■ INSTRUCTIONS TO FOLLOW:
Note every line in the entries that contains the string "Satyavolu", and copy it.
▼
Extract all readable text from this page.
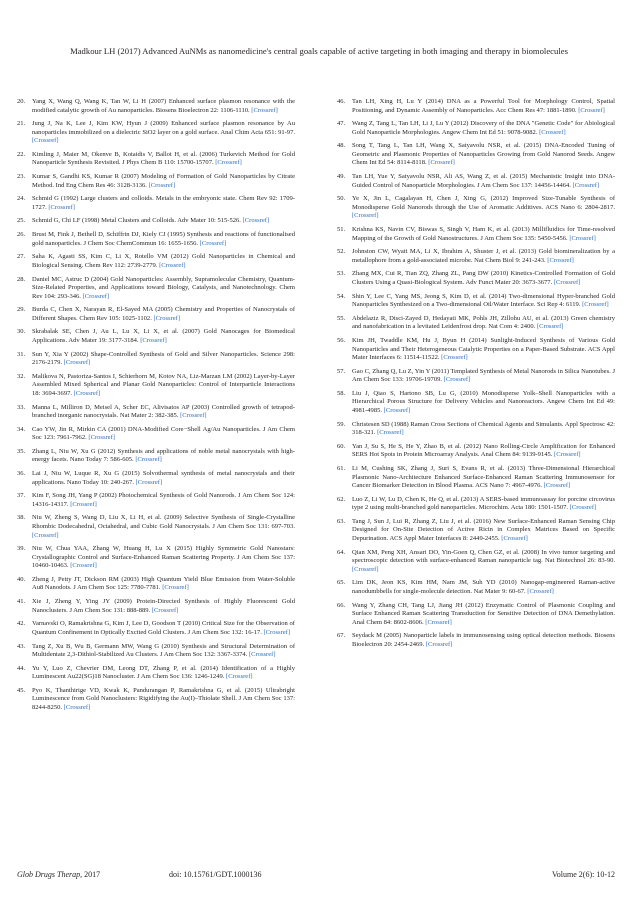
Madkour LH (2017) Advanced AuNMs as nanomedicine's central goals capable of active targeting in both imaging and therapy in biomolecules
20. Yang X, Wang Q, Wang K, Tan W, Li H (2007) Enhanced surface plasmon resonance with the modified catalytic growth of Au nanoparticles. Biosens Bioelectron 22: 1106-1110. [Crossref]
21. Jung J, Na K, Lee J, Kim KW, Hyun J (2009) Enhanced surface plasmon resonance by Au nanoparticles immobilized on a dielectric SiO2 layer on a gold surface. Anal Chim Acta 651: 91-97. [Crossref]
22. Kimling J, Maier M, Okenve B, Kotaidis V, Ballot H, et al. (2006) Turkevich Method for Gold Nanoparticle Synthesis Revisited. J Phys Chem B 110: 15700-15707. [Crossref]
23. Kumar S, Gandhi KS, Kumar R (2007) Modeling of Formation of Gold Nanoparticles by Citrate Method. Ind Eng Chem Res 46: 3128-3136. [Crossref]
24. Schmid G (1992) Large clusters and colloids. Metals in the embryonic state. Chem Rev 92: 1709-1727. [Crossref]
25. Schmid G, Chi LF (1998) Metal Clusters and Colloids. Adv Mater 10: 515-526. [Crossref]
26. Brust M, Fink J, Bethell D, Schiffrin DJ, Kiely CJ (1995) Synthesis and reactions of functionalised gold nanoparticles. J Chem Soc ChemCommun 16: 1655-1656. [Crossref]
27. Saha K, Agasti SS, Kim C, Li X, Rotello VM (2012) Gold Nanoparticles in Chemical and Biological Sensing. Chem Rev 112: 2739-2779. [Crossref]
28. Daniel MC, Astruc D (2004) Gold Nanoparticles: Assembly, Supramolecular Chemistry, Quantum-Size-Related Properties, and Applications toward Biology, Catalysis, and Nanotechnology. Chem Rev 104: 293-346. [Crossref]
29. Burda C, Chen X, Narayan R, El-Sayed MA (2005) Chemistry and Properties of Nanocrystals of Different Shapes. Chem Rev 105: 1025-1102. [Crossref]
30. Skrabalak SE, Chen J, Au L, Lu X, Li X, et al. (2007) Gold Nanocages for Biomedical Applications. Adv Mater 19: 3177-3184. [Crossref]
31. Sun Y, Xia Y (2002) Shape-Controlled Synthesis of Gold and Silver Nanoparticles. Science 298: 2176-2179. [Crossref]
32. Malikova N, Pastoriza-Santos I, Schierhorn M, Kotov NA, Liz-Marzan LM (2002) Layer-by-Layer Assembled Mixed Spherical and Planar Gold Nanoparticles: Control of Interparticle Interactions 18: 3694-3697. [Crossref]
33. Manna L, Milliron D, Meisel A, Scher EC, Alivisatos AP (2003) Controlled growth of tetrapod-branched inorganic nanocrystals. Nat Mater 2: 382-385. [Crossref]
34. Cao YW, Jin R, Mirkin CA (2001) DNA-Modified Core−Shell Ag/Au Nanoparticles. J Am Chem Soc 123: 7961-7962. [Crossref]
35. Zhang L, Niu W, Xu G (2012) Synthesis and applications of noble metal nanocrystals with high-energy facets. Nano Today 7: 586-605. [Crossref]
36. Lai J, Niu W, Luque R, Xu G (2015) Solvothermal synthesis of metal nanocrystals and their applications. Nano Today 10: 240-267. [Crossref]
37. Kim F, Song JH, Yang P (2002) Photochemical Synthesis of Gold Nanorods. J Am Chem Soc 124: 14316-14317. [Crossref]
38. Niu W, Zheng S, Wang D, Liu X, Li H, et al. (2009) Selective Synthesis of Single-Crystalline Rhombic Dodecahedral, Octahedral, and Cubic Gold Nanocrystals. J Am Chem Soc 131: 697-703. [Crossref]
39. Niu W, Chua YAA, Zhang W, Huang H, Lu X (2015) Highly Symmetric Gold Nanostars: Crystallographic Control and Surface-Enhanced Raman Scattering Property. J Am Chem Soc 137: 10460-10463. [Crossref]
40. Zheng J, Petty JT, Dickson RM (2003) High Quantum Yield Blue Emission from Water-Soluble Au8 Nanodots. J Am Chem Soc 125: 7780-7781. [Crossref]
41. Xie J, Zheng Y, Ying JY (2009) Protein-Directed Synthesis of Highly Fluorescent Gold Nanoclusters. J Am Chem Soc 131: 888-889. [Crossref]
42. Varnavski O, Ramakrishna G, Kim J, Lee D, Goodson T (2010) Critical Size for the Observation of Quantum Confinement in Optically Excited Gold Clusters. J Am Chem Soc 132: 16-17. [Crossref]
43. Tang Z, Xu B, Wu B, Germann MW, Wang G (2010) Synthesis and Structural Determination of Multidentate 2,3-Dithiol-Stabilized Au Clusters. J Am Chem Soc 132: 3367-3374. [Crossref]
44. Yu Y, Luo Z, Chevrier DM, Leong DT, Zhang P, et al. (2014) Identification of a Highly Luminescent Au22(SG)18 Nanocluster. J Am Chem Soc 136: 1246-1249. [Crossref]
45. Pyo K, Thanthirige VD, Kwak K, Pandurangan P, Ramakrishna G, et al. (2015) Ultrabright Luminescence from Gold Nanoclusters: Rigidifying the Au(I)–Thiolate Shell. J Am Chem Soc 137: 8244-8250. [Crossref]
46. Tan LH, Xing H, Lu Y (2014) DNA as a Powerful Tool for Morphology Control, Spatial Positioning, and Dynamic Assembly of Nanoparticles. Acc Chem Res 47: 1881-1890. [Crossref]
47. Wang Z, Tang L, Tan LH, Li J, Lu Y (2012) Discovery of the DNA "Genetic Code" for Abiological Gold Nanoparticle Morphologies. Angew Chem Int Ed 51: 9078-9082. [Crossref]
48. Song T, Tang L, Tan LH, Wang X, Satyavolu NSR, et al. (2015) DNA-Encoded Tuning of Geometric and Plasmonic Properties of Nanoparticles Growing from Gold Nanorod Seeds. Angew Chem Int Ed 54: 8114-8118. [Crossref]
49. Tan LH, Yue Y, Satyavolu NSR, Ali AS, Wang Z, et al. (2015) Mechanistic Insight into DNA-Guided Control of Nanoparticle Morphologies. J Am Chem Soc 137: 14456-14464. [Crossref]
50. Ye X, Jin L, Cagalayan H, Chen J, Xing G, (2012) Improved Size-Tunable Synthesis of Monodisperse Gold Nanorods through the Use of Aromatic Additives. ACS Nano 6: 2804-2817. [Crossref]
51. Krishna KS, Navin CV, Biswas S, Singh V, Ham K, et al. (2013) Millifluidics for Time-resolved Mapping of the Growth of Gold Nanostructures. J Am Chem Soc 135: 5450-5456. [Crossref]
52. Johnston CW, Wyatt MA, Li X, Ibrahim A, Shuster J, et al. (2013) Gold biomineralization by a metallophore from a gold-associated microbe. Nat Chem Biol 9: 241-243. [Crossref]
53. Zhang MX, Cui R, Tian ZQ, Zhang ZL, Pang DW (2010) Kinetics-Controlled Formation of Gold Clusters Using a Quasi-Biological System. Adv Funct Mater 20: 3673-3677. [Crossref]
54. Shin Y, Lee C, Yang MS, Jeong S, Kim D, et al. (2014) Two-dimensional Hyper-branched Gold Nanoparticles Synthesized on a Two-dimensional Oil/Water Interface. Sci Rep 4: 6119. [Crossref]
55. Abdelaziz R, Disci-Zayed D, Hedayati MK, Pohls JH, Zillohu AU, et al. (2013) Green chemistry and nanofabrication in a levitated Leidenfrost drop. Nat Com 4: 2400. [Crossref]
56. Kim JH, Twaddle KM, Hu J, Byun H (2014) Sunlight-Induced Synthesis of Various Gold Nanoparticles and Their Heterogeneous Catalytic Properties on a Paper-Based Substrate. ACS Appl Mater Interfaces 6: 11514-11522. [Crossref]
57. Gao C, Zhang Q, Lu Z, Yin Y (2011) Templated Synthesis of Metal Nanorods in Silica Nanotubes. J Am Chem Soc 133: 19706-19709. [Crossref]
58. Liu J, Qiao S, Hartono SB, Lu G, (2010) Monodisperse Yolk–Shell Nanoparticles with a Hierarchical Porous Structure for Delivery Vehicles and Nanoreactors. Angew Chem Int Ed 49: 4981-4985. [Crossref]
59. Christesen SD (1988) Raman Cross Sections of Chemical Agents and Simulants. Appl Spectrosc 42: 318-321. [Crossref]
60. Yan J, Su S, He S, He Y, Zhao B, et al. (2012) Nano Rolling-Circle Amplification for Enhanced SERS Hot Spots in Protein Microarray Analysis. Anal Chem 84: 9139-9145. [Crossref]
61. Li M, Cushing SK, Zhang J, Suri S, Evans R, et al. (2013) Three-Dimensional Hierarchical Plasmonic Nano-Architecture Enhanced Surface-Enhanced Raman Scattering Immunosensor for Cancer Biomarker Detection in Blood Plasma. ACS Nano 7: 4967-4976. [Crossref]
62. Luo Z, Li W, Lu D, Chen K, He Q, et al. (2013) A SERS-based immunoassay for porcine circovirus type 2 using multi-branched gold nanoparticles. Microchim. Acta 180: 1501-1507. [Crossref]
63. Tang J, Sun J, Lui R, Zhang Z, Liu J, et al. (2016) New Surface-Enhanced Raman Sensing Chip Designed for On-Site Detection of Active Ricin in Complex Matrices Based on Specific Depurination. ACS Appl Mater Interfaces 8: 2449-2455. [Crossref]
64. Qian XM, Peng XH, Ansari DO, Yin-Goen Q, Chen GZ, et al. (2008) In vivo tumor targeting and spectroscopic detection with surface-enhanced Raman nanoparticle tag. Nat Biotechnol 26: 83-90. [Crossref]
65. Lim DK, Jeon KS, Kim HM, Nam JM, Suh YD (2010) Nanogap-engineered Raman-active nanodumbbells for single-molecule detection. Nat Mater 9: 60-67. [Crossref]
66. Wang Y, Zhang CH, Tang LJ, Jiang JH (2012) Enzymatic Control of Plasmonic Coupling and Surface Enhanced Raman Scattering Transduction for Sensitive Detection of DNA Demethylation. Anal Chem 84: 8602-8606. [Crossref]
67. Seydack M (2005) Nanoparticle labels in immunosensing using optical detection methods. Biosens Bioelectron 20: 2454-2469. [Crossref]
Glob Drugs Therap, 2017	doi: 10.15761/GDT.1000136	Volume 2(6): 10-12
▲
■ EXERCISE RESULT:
48. Song T, Tang L, Tan LH, Wang X, Satyavolu NSR, et al. (2015) DNA-Encoded Tuning of Geometric and Plasmonic Properties of Nanoparticles Growing from Gold Nanorod Seeds. Angew Chem Int Ed 54: 8114-8118. [Crossref]
49. Tan LH, Yue Y, Satyavolu NSR, Ali AS, Wang Z, et al. (2015) Mechanistic Insight into DNA-Guided Control of Nanoparticle Morphologies. J Am Chem Soc 137: 14456-14464. [Crossref]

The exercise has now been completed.